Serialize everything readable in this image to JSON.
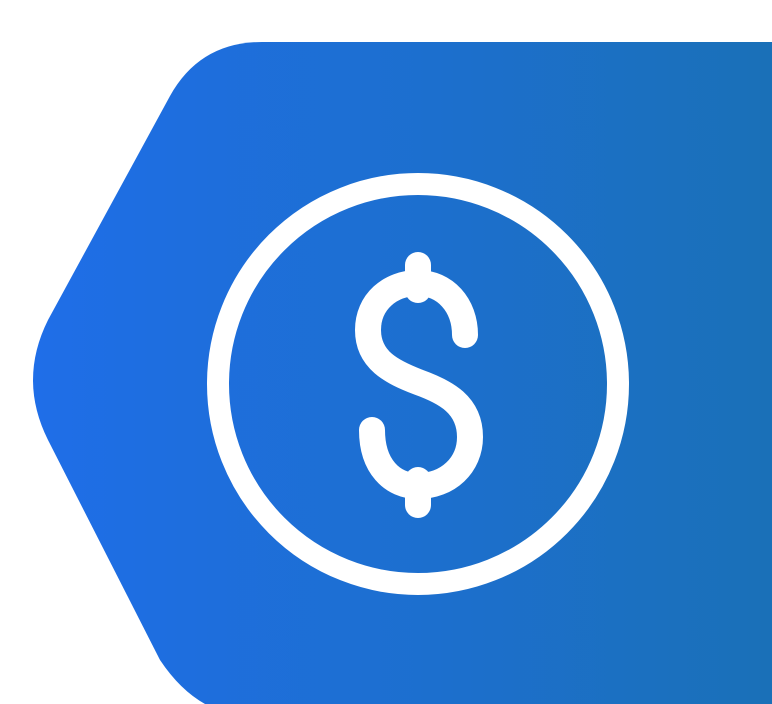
{
  "graphic": {
    "shape": "rounded-hexagon-badge",
    "icon": "dollar-coin-icon",
    "colors": {
      "background": "#ffffff",
      "gradient_start": "#1f6ee8",
      "gradient_end": "#1a70b6",
      "icon_stroke": "#ffffff"
    }
  }
}
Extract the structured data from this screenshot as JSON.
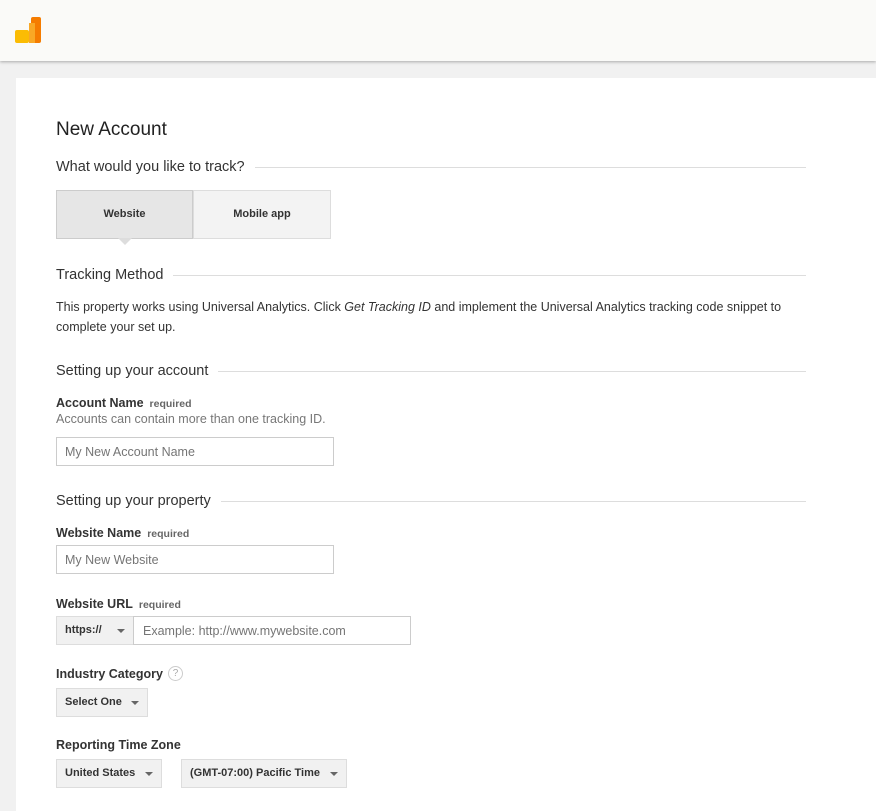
{
  "header": {
    "logo": "google-analytics-logo"
  },
  "page": {
    "title": "New Account"
  },
  "track": {
    "heading": "What would you like to track?",
    "options": [
      "Website",
      "Mobile app"
    ],
    "selected": "Website"
  },
  "tracking_method": {
    "heading": "Tracking Method",
    "text_before": "This property works using Universal Analytics. Click ",
    "text_em": "Get Tracking ID",
    "text_after": " and implement the Universal Analytics tracking code snippet to complete your set up."
  },
  "account": {
    "heading": "Setting up your account",
    "name_label": "Account Name",
    "required": "required",
    "hint": "Accounts can contain more than one tracking ID.",
    "name_placeholder": "My New Account Name"
  },
  "property": {
    "heading": "Setting up your property",
    "website_name_label": "Website Name",
    "required": "required",
    "website_name_placeholder": "My New Website",
    "url_label": "Website URL",
    "protocol": "https://",
    "url_placeholder": "Example: http://www.mywebsite.com",
    "industry_label": "Industry Category",
    "industry_value": "Select One",
    "timezone_label": "Reporting Time Zone",
    "country": "United States",
    "timezone": "(GMT-07:00) Pacific Time"
  },
  "colors": {
    "logo_yellow": "#fbbc04",
    "logo_orange": "#f57c00"
  }
}
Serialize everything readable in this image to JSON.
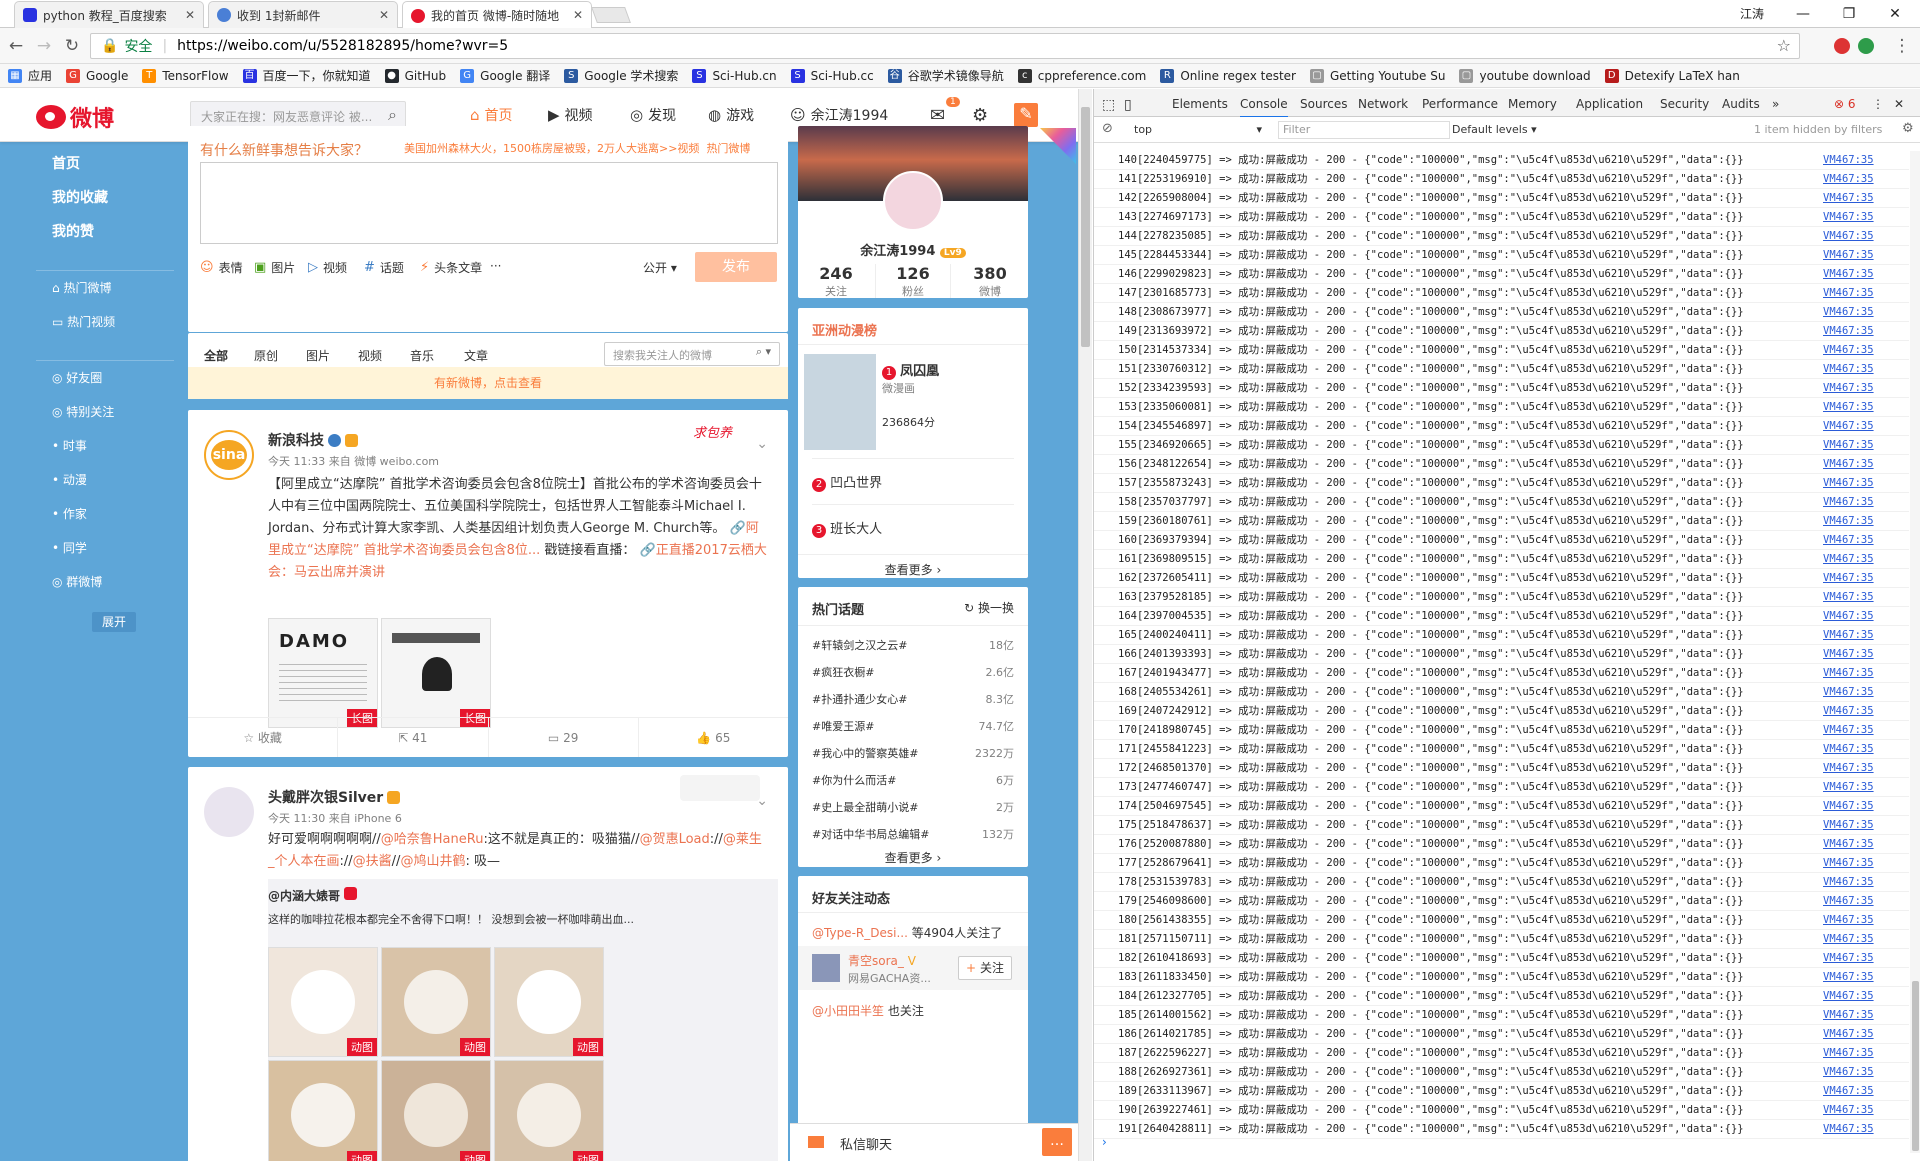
{
  "browser": {
    "tabs": [
      {
        "title": "python 教程_百度搜索"
      },
      {
        "title": "收到 1封新邮件"
      },
      {
        "title": "我的首页 微博-随时随地"
      }
    ],
    "user": "江涛",
    "nav": {
      "secure_label": "安全",
      "url": "https://weibo.com/u/5528182895/home?wvr=5"
    },
    "bookmarks": [
      "应用",
      "Google",
      "TensorFlow",
      "百度一下，你就知道",
      "GitHub",
      "Google 翻译",
      "Google 学术搜索",
      "Sci-Hub.cn",
      "Sci-Hub.cc",
      "谷歌学术镜像导航",
      "cppreference.com",
      "Online regex tester",
      "Getting Youtube Su",
      "youtube download",
      "Detexify LaTeX han"
    ]
  },
  "weibo": {
    "logo_text": "微博",
    "search_placeholder": "大家正在搜：网友恶意评论 被...",
    "nav": [
      "首页",
      "视频",
      "发现",
      "游戏",
      "余江涛1994"
    ],
    "message_count": "1",
    "left_nav": {
      "main": [
        "首页",
        "我的收藏",
        "我的赞"
      ],
      "hot": [
        "热门微博",
        "热门视频"
      ],
      "groups": [
        "好友圈",
        "特别关注",
        "时事",
        "动漫",
        "作家",
        "同学",
        "群微博"
      ],
      "expand": "展开"
    },
    "publisher": {
      "prompt": "有什么新鲜事想告诉大家？",
      "hot_topic": "美国加州森林大火，1500栋房屋被毁，2万人大逃离>>视频",
      "hot_label": "热门微博",
      "tools": [
        "表情",
        "图片",
        "视频",
        "话题",
        "头条文章",
        "···"
      ],
      "visibility": "公开",
      "submit": "发布"
    },
    "feed_tabs": [
      "全部",
      "原创",
      "图片",
      "视频",
      "音乐",
      "文章"
    ],
    "feed_search_placeholder": "搜索我关注人的微博",
    "new_notice": "有新微博，点击查看",
    "post1": {
      "author": "新浪科技",
      "sticker": "求包养",
      "time": "今天 11:33 来自 微博 weibo.com",
      "text": "【阿里成立“达摩院” 首批学术咨询委员会包含8位院士】首批公布的学术咨询委员会十人中有三位中国两院院士、五位美国科学院院士，包括世界人工智能泰斗Michael I. Jordan、分布式计算大家李凯、人类基因组计划负责人George M. Church等。",
      "link1": "阿里成立“达摩院” 首批学术咨询委员会包含8位...",
      "text2": "戳链接看直播：",
      "link2": "正直播2017云栖大会：马云出席并演讲",
      "image_tags": [
        "长图",
        "长图"
      ],
      "image_text": "DAMO",
      "actions": [
        "收藏",
        "41",
        "29",
        "65"
      ]
    },
    "post2": {
      "author": "头戴胖次银Silver",
      "time": "今天 11:30 来自 iPhone 6",
      "text": "好可爱啊啊啊啊啊//",
      "mention1": "@哈奈鲁HaneRu",
      "text_b": ":这不就是真正的：吸猫猫//",
      "mention2": "@贺惠Load",
      "text_c": "://",
      "mention3": "@莱生_个人本在画",
      "text_d": "://",
      "mention4": "@扶酱",
      "text_e": "//",
      "mention5": "@鸠山井鹤",
      "text_f": ": 吸—",
      "repost_author": "@内涵大婊哥",
      "repost_text": "这样的咖啡拉花根本都完全不舍得下口啊！！",
      "repost_text2": "没想到会被一杯咖啡萌出血...",
      "image_tags": [
        "动图",
        "动图",
        "动图",
        "动图",
        "动图",
        "动图"
      ]
    },
    "profile": {
      "name": "余江涛1994",
      "level": "Lv9",
      "stats": [
        {
          "value": "246",
          "label": "关注"
        },
        {
          "value": "126",
          "label": "粉丝"
        },
        {
          "value": "380",
          "label": "微博"
        }
      ]
    },
    "anime_rank": {
      "title": "亚洲动漫榜",
      "items": [
        {
          "rank": "1",
          "name": "凤囚凰",
          "sub": "微漫画",
          "score": "236864分"
        },
        {
          "rank": "2",
          "name": "凹凸世界"
        },
        {
          "rank": "3",
          "name": "班长大人"
        }
      ],
      "more": "查看更多"
    },
    "hot_topics": {
      "title": "热门话题",
      "refresh": "换一换",
      "items": [
        {
          "name": "#轩辕剑之汉之云#",
          "count": "18亿"
        },
        {
          "name": "#疯狂衣橱#",
          "count": "2.6亿"
        },
        {
          "name": "#扑通扑通少女心#",
          "count": "8.3亿"
        },
        {
          "name": "#唯爱王源#",
          "count": "74.7亿"
        },
        {
          "name": "#我心中的警察英雄#",
          "count": "2322万"
        },
        {
          "name": "#你为什么而活#",
          "count": "6万"
        },
        {
          "name": "#史上最全甜萌小说#",
          "count": "2万"
        },
        {
          "name": "#对话中华书局总编辑#",
          "count": "132万"
        }
      ],
      "more": "查看更多"
    },
    "friends_activity": {
      "title": "好友关注动态",
      "line1_user": "@Type-R_Desi...",
      "line1_text": "等4904人关注了",
      "user": "青空sora_",
      "user_sub": "网易GACHA资...",
      "follow": "关注",
      "line3_user": "@小田田半笙",
      "line3_text": "也关注"
    },
    "chat": "私信聊天"
  },
  "devtools": {
    "tabs": [
      "Elements",
      "Console",
      "Sources",
      "Network",
      "Performance",
      "Memory",
      "Application",
      "Security",
      "Audits"
    ],
    "error_count": "6",
    "context": "top",
    "filter_placeholder": "Filter",
    "levels": "Default levels",
    "hidden": "1 item hidden by filters",
    "source": "VM467:35",
    "log_lines": [
      "140[2240459775] => 成功:屏蔽成功 - 200 - {\"code\":\"100000\",\"msg\":\"\\u5c4f\\u853d\\u6210\\u529f\",\"data\":{}}",
      "141[2253196910] => 成功:屏蔽成功 - 200 - {\"code\":\"100000\",\"msg\":\"\\u5c4f\\u853d\\u6210\\u529f\",\"data\":{}}",
      "142[2265908004] => 成功:屏蔽成功 - 200 - {\"code\":\"100000\",\"msg\":\"\\u5c4f\\u853d\\u6210\\u529f\",\"data\":{}}",
      "143[2274697173] => 成功:屏蔽成功 - 200 - {\"code\":\"100000\",\"msg\":\"\\u5c4f\\u853d\\u6210\\u529f\",\"data\":{}}",
      "144[2278235085] => 成功:屏蔽成功 - 200 - {\"code\":\"100000\",\"msg\":\"\\u5c4f\\u853d\\u6210\\u529f\",\"data\":{}}",
      "145[2284453344] => 成功:屏蔽成功 - 200 - {\"code\":\"100000\",\"msg\":\"\\u5c4f\\u853d\\u6210\\u529f\",\"data\":{}}",
      "146[2299029823] => 成功:屏蔽成功 - 200 - {\"code\":\"100000\",\"msg\":\"\\u5c4f\\u853d\\u6210\\u529f\",\"data\":{}}",
      "147[2301685773] => 成功:屏蔽成功 - 200 - {\"code\":\"100000\",\"msg\":\"\\u5c4f\\u853d\\u6210\\u529f\",\"data\":{}}",
      "148[2308673977] => 成功:屏蔽成功 - 200 - {\"code\":\"100000\",\"msg\":\"\\u5c4f\\u853d\\u6210\\u529f\",\"data\":{}}",
      "149[2313693972] => 成功:屏蔽成功 - 200 - {\"code\":\"100000\",\"msg\":\"\\u5c4f\\u853d\\u6210\\u529f\",\"data\":{}}",
      "150[2314537334] => 成功:屏蔽成功 - 200 - {\"code\":\"100000\",\"msg\":\"\\u5c4f\\u853d\\u6210\\u529f\",\"data\":{}}",
      "151[2330760312] => 成功:屏蔽成功 - 200 - {\"code\":\"100000\",\"msg\":\"\\u5c4f\\u853d\\u6210\\u529f\",\"data\":{}}",
      "152[2334239593] => 成功:屏蔽成功 - 200 - {\"code\":\"100000\",\"msg\":\"\\u5c4f\\u853d\\u6210\\u529f\",\"data\":{}}",
      "153[2335060081] => 成功:屏蔽成功 - 200 - {\"code\":\"100000\",\"msg\":\"\\u5c4f\\u853d\\u6210\\u529f\",\"data\":{}}",
      "154[2345546897] => 成功:屏蔽成功 - 200 - {\"code\":\"100000\",\"msg\":\"\\u5c4f\\u853d\\u6210\\u529f\",\"data\":{}}",
      "155[2346920665] => 成功:屏蔽成功 - 200 - {\"code\":\"100000\",\"msg\":\"\\u5c4f\\u853d\\u6210\\u529f\",\"data\":{}}",
      "156[2348122654] => 成功:屏蔽成功 - 200 - {\"code\":\"100000\",\"msg\":\"\\u5c4f\\u853d\\u6210\\u529f\",\"data\":{}}",
      "157[2355873243] => 成功:屏蔽成功 - 200 - {\"code\":\"100000\",\"msg\":\"\\u5c4f\\u853d\\u6210\\u529f\",\"data\":{}}",
      "158[2357037797] => 成功:屏蔽成功 - 200 - {\"code\":\"100000\",\"msg\":\"\\u5c4f\\u853d\\u6210\\u529f\",\"data\":{}}",
      "159[2360180761] => 成功:屏蔽成功 - 200 - {\"code\":\"100000\",\"msg\":\"\\u5c4f\\u853d\\u6210\\u529f\",\"data\":{}}",
      "160[2369379394] => 成功:屏蔽成功 - 200 - {\"code\":\"100000\",\"msg\":\"\\u5c4f\\u853d\\u6210\\u529f\",\"data\":{}}",
      "161[2369809515] => 成功:屏蔽成功 - 200 - {\"code\":\"100000\",\"msg\":\"\\u5c4f\\u853d\\u6210\\u529f\",\"data\":{}}",
      "162[2372605411] => 成功:屏蔽成功 - 200 - {\"code\":\"100000\",\"msg\":\"\\u5c4f\\u853d\\u6210\\u529f\",\"data\":{}}",
      "163[2379528185] => 成功:屏蔽成功 - 200 - {\"code\":\"100000\",\"msg\":\"\\u5c4f\\u853d\\u6210\\u529f\",\"data\":{}}",
      "164[2397004535] => 成功:屏蔽成功 - 200 - {\"code\":\"100000\",\"msg\":\"\\u5c4f\\u853d\\u6210\\u529f\",\"data\":{}}",
      "165[2400240411] => 成功:屏蔽成功 - 200 - {\"code\":\"100000\",\"msg\":\"\\u5c4f\\u853d\\u6210\\u529f\",\"data\":{}}",
      "166[2401393393] => 成功:屏蔽成功 - 200 - {\"code\":\"100000\",\"msg\":\"\\u5c4f\\u853d\\u6210\\u529f\",\"data\":{}}",
      "167[2401943477] => 成功:屏蔽成功 - 200 - {\"code\":\"100000\",\"msg\":\"\\u5c4f\\u853d\\u6210\\u529f\",\"data\":{}}",
      "168[2405534261] => 成功:屏蔽成功 - 200 - {\"code\":\"100000\",\"msg\":\"\\u5c4f\\u853d\\u6210\\u529f\",\"data\":{}}",
      "169[2407242912] => 成功:屏蔽成功 - 200 - {\"code\":\"100000\",\"msg\":\"\\u5c4f\\u853d\\u6210\\u529f\",\"data\":{}}",
      "170[2418980745] => 成功:屏蔽成功 - 200 - {\"code\":\"100000\",\"msg\":\"\\u5c4f\\u853d\\u6210\\u529f\",\"data\":{}}",
      "171[2455841223] => 成功:屏蔽成功 - 200 - {\"code\":\"100000\",\"msg\":\"\\u5c4f\\u853d\\u6210\\u529f\",\"data\":{}}",
      "172[2468501370] => 成功:屏蔽成功 - 200 - {\"code\":\"100000\",\"msg\":\"\\u5c4f\\u853d\\u6210\\u529f\",\"data\":{}}",
      "173[2477460747] => 成功:屏蔽成功 - 200 - {\"code\":\"100000\",\"msg\":\"\\u5c4f\\u853d\\u6210\\u529f\",\"data\":{}}",
      "174[2504697545] => 成功:屏蔽成功 - 200 - {\"code\":\"100000\",\"msg\":\"\\u5c4f\\u853d\\u6210\\u529f\",\"data\":{}}",
      "175[2518478637] => 成功:屏蔽成功 - 200 - {\"code\":\"100000\",\"msg\":\"\\u5c4f\\u853d\\u6210\\u529f\",\"data\":{}}",
      "176[2520087880] => 成功:屏蔽成功 - 200 - {\"code\":\"100000\",\"msg\":\"\\u5c4f\\u853d\\u6210\\u529f\",\"data\":{}}",
      "177[2528679641] => 成功:屏蔽成功 - 200 - {\"code\":\"100000\",\"msg\":\"\\u5c4f\\u853d\\u6210\\u529f\",\"data\":{}}",
      "178[2531539783] => 成功:屏蔽成功 - 200 - {\"code\":\"100000\",\"msg\":\"\\u5c4f\\u853d\\u6210\\u529f\",\"data\":{}}",
      "179[2546098600] => 成功:屏蔽成功 - 200 - {\"code\":\"100000\",\"msg\":\"\\u5c4f\\u853d\\u6210\\u529f\",\"data\":{}}",
      "180[2561438355] => 成功:屏蔽成功 - 200 - {\"code\":\"100000\",\"msg\":\"\\u5c4f\\u853d\\u6210\\u529f\",\"data\":{}}",
      "181[2571150711] => 成功:屏蔽成功 - 200 - {\"code\":\"100000\",\"msg\":\"\\u5c4f\\u853d\\u6210\\u529f\",\"data\":{}}",
      "182[2610418693] => 成功:屏蔽成功 - 200 - {\"code\":\"100000\",\"msg\":\"\\u5c4f\\u853d\\u6210\\u529f\",\"data\":{}}",
      "183[2611833450] => 成功:屏蔽成功 - 200 - {\"code\":\"100000\",\"msg\":\"\\u5c4f\\u853d\\u6210\\u529f\",\"data\":{}}",
      "184[2612327705] => 成功:屏蔽成功 - 200 - {\"code\":\"100000\",\"msg\":\"\\u5c4f\\u853d\\u6210\\u529f\",\"data\":{}}",
      "185[2614001562] => 成功:屏蔽成功 - 200 - {\"code\":\"100000\",\"msg\":\"\\u5c4f\\u853d\\u6210\\u529f\",\"data\":{}}",
      "186[2614021785] => 成功:屏蔽成功 - 200 - {\"code\":\"100000\",\"msg\":\"\\u5c4f\\u853d\\u6210\\u529f\",\"data\":{}}",
      "187[2622596227] => 成功:屏蔽成功 - 200 - {\"code\":\"100000\",\"msg\":\"\\u5c4f\\u853d\\u6210\\u529f\",\"data\":{}}",
      "188[2626927361] => 成功:屏蔽成功 - 200 - {\"code\":\"100000\",\"msg\":\"\\u5c4f\\u853d\\u6210\\u529f\",\"data\":{}}",
      "189[2633113967] => 成功:屏蔽成功 - 200 - {\"code\":\"100000\",\"msg\":\"\\u5c4f\\u853d\\u6210\\u529f\",\"data\":{}}",
      "190[2639227461] => 成功:屏蔽成功 - 200 - {\"code\":\"100000\",\"msg\":\"\\u5c4f\\u853d\\u6210\\u529f\",\"data\":{}}",
      "191[2640428811] => 成功:屏蔽成功 - 200 - {\"code\":\"100000\",\"msg\":\"\\u5c4f\\u853d\\u6210\\u529f\",\"data\":{}}"
    ]
  }
}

*GIVEN TASK:* Make a list of all lines in the data that contain "Universal".

*RESULT FOR THIS TASK:*
    "text_before": "This property works using Universal Analytics. Click ",
    "text_after": " and implement the Universal Analytics tracking code snippet to complete your set up."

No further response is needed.